# Problem A
Copy the lines of the listing from the one containing "count-field[interactable]: 0 xyxy=(675,670,712,684)" through the one containing "count-field[interactable]: 12 xyxy=(675,198,712,210)", both included, exactly as they appear.

# Text provided
* begin *
-
Notifications
You must be signed in to change notification settings - Fork 3
Description
Origin: DataLad matrix chat; Nov 2, 2023
OP asks for suggestions on how to handle marking results for retention with tags:
How do you generally proceed in datalad about marking results for retention? My analysis produces results that are larger than the input data. So I would like to find a compromise between keeping intermediate results for some versions but not for all of them. For a single dataset one can solve this using git tag to keep annexed content of a certain commit from being listed by git annex unused.
However, how do you do it for subdatasets? My analysis has another analysis as a submodule and relies on these data as an input to the computations. So for each tag on the superdataset I would need to create a tag in the subdataset and push these tags to their respective remotes on the archive disk.
So far this can be solved by e.g. if I create a tag project-meeting21 in the superdataset, I could automatically create a tag in the subdataset called needed/(datalad-id-superdataset)/project-meeting21. Now I want to also delete needed/ tags in the subdataset if the corresponding tag in the superdataset is gone. This can lead to problems if I have the datasets in multiple places and delete tags in one of them. How to decide when to delete the needed/ tags and how to make sure that if I delete a tag, it is not added back from another instance of the dataset?
Is there any partial or complete solution to this yet or should I make up a solution on my own?
TODO (not necessarily to be performed in this order)
- Inform OP/Add reference to this issue at origin
- Clarifying Qs asked or not needed
- Nature of the issue is understood
- Inform OP about resolution
* end *
# Input
* begin *
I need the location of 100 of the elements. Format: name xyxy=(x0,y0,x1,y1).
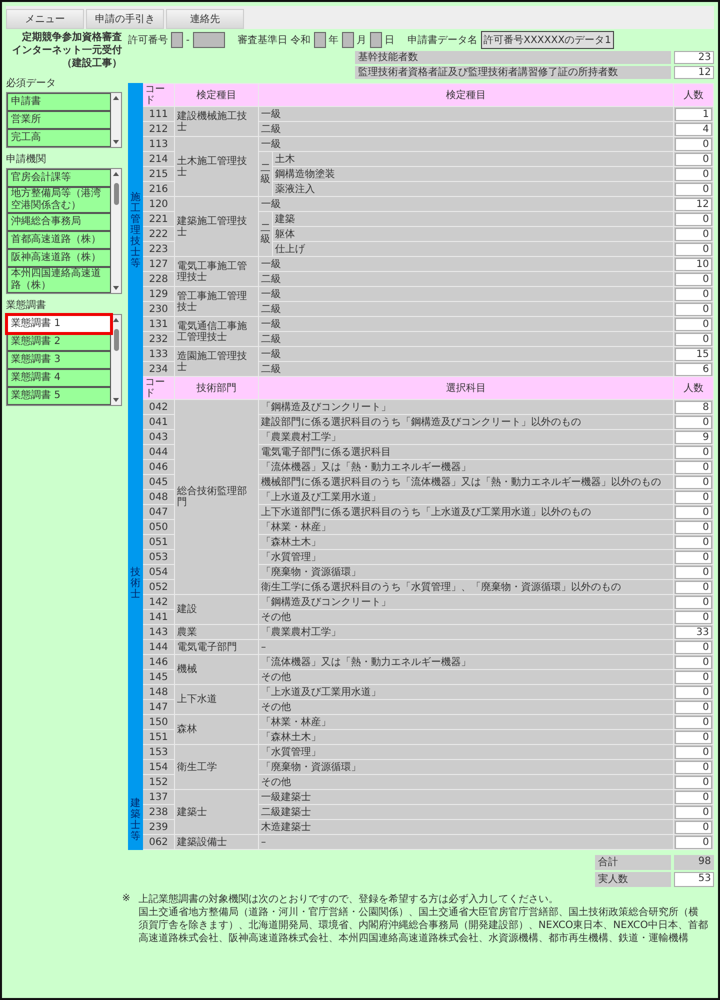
count-field[interactable]: 0 xyxy=(675,670,712,684)
menu-tab[interactable]: 連絡先 xyxy=(166,9,244,29)
count-field[interactable]: 0 xyxy=(675,138,712,150)
code-cell: 044 xyxy=(142,444,174,460)
count-field[interactable]: 12 xyxy=(675,198,712,210)
count-field[interactable]: 0 xyxy=(675,566,712,578)
count-field[interactable]: 0 xyxy=(675,580,712,594)
scrollbar[interactable] xyxy=(111,169,121,293)
scroll-down-icon[interactable] xyxy=(112,139,120,145)
count-field[interactable]: 9 xyxy=(675,430,712,444)
scroll-up-icon[interactable] xyxy=(112,95,120,101)
list-item[interactable]: 業態調書 3 xyxy=(7,351,111,369)
list-item[interactable]: 地方整備局等（港湾空港関係含む） xyxy=(7,187,111,213)
count-field[interactable]: 0 xyxy=(675,490,712,504)
count-field[interactable]: 6 xyxy=(675,362,712,376)
total-label: 実人数 xyxy=(595,872,671,887)
unit-label: 日 xyxy=(384,34,395,47)
count-field[interactable]: 0 xyxy=(675,288,712,300)
count-field[interactable]: 12 xyxy=(674,66,714,79)
count-field[interactable]: 0 xyxy=(675,228,712,240)
input-field[interactable] xyxy=(314,32,326,48)
note-text: 上記業態調書の対象機関は次のとおりですので、登録を希望する方は必ず入力してください。 xyxy=(138,893,560,906)
count-field[interactable]: 0 xyxy=(675,242,712,256)
count-field[interactable]: 0 xyxy=(675,446,712,458)
count-field[interactable]: 0 xyxy=(675,700,712,714)
count-field[interactable]: 0 xyxy=(675,460,712,474)
subject-cell: 二級 xyxy=(258,302,674,316)
count-field[interactable]: 0 xyxy=(675,520,712,534)
count-field[interactable]: 1 xyxy=(675,108,712,120)
count-field[interactable]: 0 xyxy=(675,686,712,698)
count-field[interactable]: 0 xyxy=(675,550,712,564)
list-item[interactable]: 阪神高速道路（株） xyxy=(7,249,111,267)
count-field[interactable]: 0 xyxy=(675,536,712,548)
count-field[interactable]: 0 xyxy=(675,212,712,226)
group-cell: 建築設備士 xyxy=(174,834,258,850)
count-field[interactable]: 0 xyxy=(675,836,712,848)
count-field[interactable]: 0 xyxy=(675,640,712,654)
list-item[interactable]: 完工高 xyxy=(7,129,111,147)
input-field[interactable] xyxy=(171,32,183,48)
scroll-up-icon[interactable] xyxy=(112,171,120,177)
menu-tab[interactable]: 申請の手引き xyxy=(86,9,164,29)
group-cell: 建築士 xyxy=(174,790,258,834)
list-item[interactable]: 業態調書 5 xyxy=(7,387,111,405)
count-field[interactable]: 0 xyxy=(675,820,712,834)
count-field[interactable]: 0 xyxy=(675,182,712,196)
count-field[interactable]: 0 xyxy=(675,318,712,330)
data-name-field[interactable]: 許可番号XXXXXXのデータ1 xyxy=(480,31,614,49)
count-field[interactable]: 0 xyxy=(675,790,712,804)
list-item[interactable]: 業態調書 1 xyxy=(7,315,111,333)
count-field[interactable]: 33 xyxy=(675,626,712,638)
subject-cell: 一級 xyxy=(258,316,674,332)
scrollbar[interactable] xyxy=(111,315,121,405)
count-field[interactable]: 8 xyxy=(675,400,712,414)
count-field[interactable]: 10 xyxy=(675,258,712,270)
group-cell: 衛生工学 xyxy=(174,744,258,790)
count-field[interactable]: 0 xyxy=(675,806,712,818)
input-field[interactable] xyxy=(192,32,225,48)
list-item[interactable]: 官房会計課等 xyxy=(7,169,111,187)
count-field[interactable]: 0 xyxy=(675,746,712,758)
count-field[interactable]: 0 xyxy=(675,476,712,488)
list-item[interactable]: 沖縄総合事務局 xyxy=(7,213,111,231)
count-field[interactable]: 0 xyxy=(675,332,712,346)
scroll-thumb[interactable] xyxy=(114,329,118,351)
scrollbar[interactable] xyxy=(111,93,121,147)
count-field[interactable]: 0 xyxy=(675,506,712,518)
list-item[interactable]: 本州四国連絡高速道路（株） xyxy=(7,267,111,293)
list-item[interactable]: 営業所 xyxy=(7,111,111,129)
count-field[interactable]: 0 xyxy=(675,152,712,166)
count-field[interactable]: 0 xyxy=(675,416,712,428)
count-field[interactable]: 53 xyxy=(674,872,714,887)
subject-cell: 「流体機器」又は「熱・動力エネルギー機器」 xyxy=(258,654,674,670)
count-field[interactable]: 0 xyxy=(675,596,712,608)
total-label: 合計 xyxy=(595,855,671,870)
scroll-thumb[interactable] xyxy=(114,183,118,205)
list-item[interactable]: 首都高速道路（株） xyxy=(7,231,111,249)
count-field[interactable]: 23 xyxy=(674,51,714,64)
count-field[interactable]: 0 xyxy=(675,302,712,316)
menu-tab[interactable]: メニュー xyxy=(6,9,84,29)
code-cell: 153 xyxy=(142,744,174,760)
input-field[interactable] xyxy=(342,32,354,48)
count-field[interactable]: 0 xyxy=(675,760,712,774)
count-field[interactable]: 0 xyxy=(675,730,712,744)
count-field[interactable]: 0 xyxy=(675,656,712,668)
list-item[interactable]: 業態調書 4 xyxy=(7,369,111,387)
count-field[interactable]: 0 xyxy=(675,716,712,728)
list-item[interactable]: 申請書 xyxy=(7,93,111,111)
scroll-down-icon[interactable] xyxy=(112,285,120,291)
count-field[interactable]: 15 xyxy=(675,348,712,360)
count-field[interactable]: 0 xyxy=(675,610,712,624)
grade-cell: 二級 xyxy=(258,152,272,196)
count-field[interactable]: 0 xyxy=(675,272,712,286)
count-field[interactable]: 4 xyxy=(675,122,712,136)
scroll-up-icon[interactable] xyxy=(112,317,120,323)
input-field[interactable] xyxy=(370,32,382,48)
count-field[interactable]: 0 xyxy=(675,168,712,180)
subject-cell: 二級 xyxy=(258,362,674,376)
group-cell: 上下水道 xyxy=(174,684,258,714)
subject-cell: 二級建築士 xyxy=(258,804,674,820)
scroll-down-icon[interactable] xyxy=(112,397,120,403)
count-field[interactable]: 0 xyxy=(675,776,712,788)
* end *
# Problem B
Summarize the DataLad retention-tag issue in two sentences.

# Correct result A
count-field[interactable]: 0 xyxy=(675,670,712,684)
menu-tab[interactable]: 連絡先 xyxy=(166,9,244,29)
count-field[interactable]: 0 xyxy=(675,138,712,150)
code-cell: 044 xyxy=(142,444,174,460)
count-field[interactable]: 12 xyxy=(675,198,712,210)

# Correct result B
The issue, from a DataLad matrix chat on Nov 2, 2023, relays a question about marking analysis results for retention, noting that within a single dataset git tag keeps a commit's annexed content from being listed by git annex unused. For subdatasets, the asker proposes automatically creating needed/ tags that mirror superdataset tags, then asks how to decide when to delete them, how to keep a deleted tag from being added back from another copy of the dataset, and whether any solution already exists.